GOAL: Determine how many lines include "loisirs". Give the number and nothing else.

Data entries:

++++++++

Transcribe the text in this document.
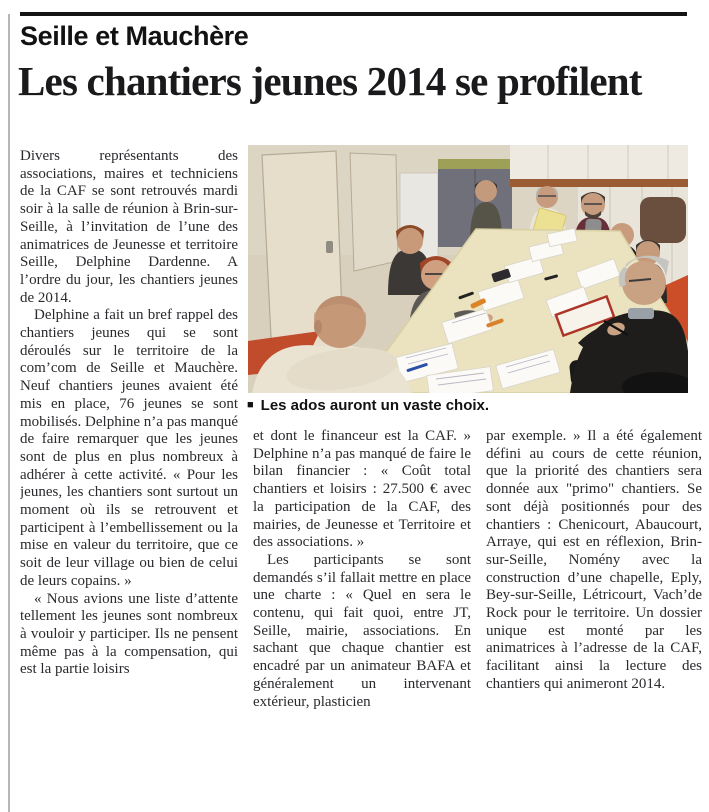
Seille et Mauchère
Les chantiers jeunes 2014 se profilent
■ Les ados auront un vaste choix.

Divers représentants des associations, maires et techniciens de la CAF se sont retrouvés mardi soir à la salle de réunion à Brin-sur-Seille, à l’invitation de l’une des animatrices de Jeunesse et territoire Seille, Delphine Dardenne. A l’ordre du jour, les chantiers jeunes de 2014.

Delphine a fait un bref rappel des chantiers jeunes qui se sont déroulés sur le territoire de la com’com de Seille et Mauchère. Neuf chantiers jeunes avaient été mis en place, 76 jeunes se sont mobilisés. Delphine n’a pas manqué de faire remarquer que les jeunes sont de plus en plus nombreux à adhérer à cette activité. « Pour les jeunes, les chantiers sont surtout un moment où ils se retrouvent et participent à l’embellissement ou la mise en valeur du territoire, que ce soit de leur village ou bien de celui de leurs copains. »

« Nous avions une liste d’attente tellement les jeunes sont nombreux à vouloir y participer. Ils ne pensent même pas à la compensation, qui est la partie loisirs

et dont le financeur est la CAF. » Delphine n’a pas manqué de faire le bilan financier : « Coût total chantiers et loisirs : 27.500 € avec la participation de la CAF, des mairies, de Jeunesse et Territoire et des associations. »

Les participants se sont demandés s’il fallait mettre en place une charte : « Quel en sera le contenu, qui fait quoi, entre JT, Seille, mairie, associations. En sachant que chaque chantier est encadré par un animateur BAFA et généralement un intervenant extérieur, plasticien

par exemple. » Il a été également défini au cours de cette réunion, que la priorité des chantiers sera donnée aux "primo" chantiers. Se sont déjà positionnés pour des chantiers : Chenicourt, Abaucourt, Arraye, qui est en réflexion, Brin-sur-Seille, Nomény avec la construction d’une chapelle, Eply, Bey-sur-Seille, Létricourt, Vach’de Rock pour le territoire. Un dossier unique est monté par les animatrices à l’adresse de la CAF, facilitant ainsi la lecture des chantiers qui animeront 2014.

++++++++

SOLUTION FOR THIS PROBLEM: 2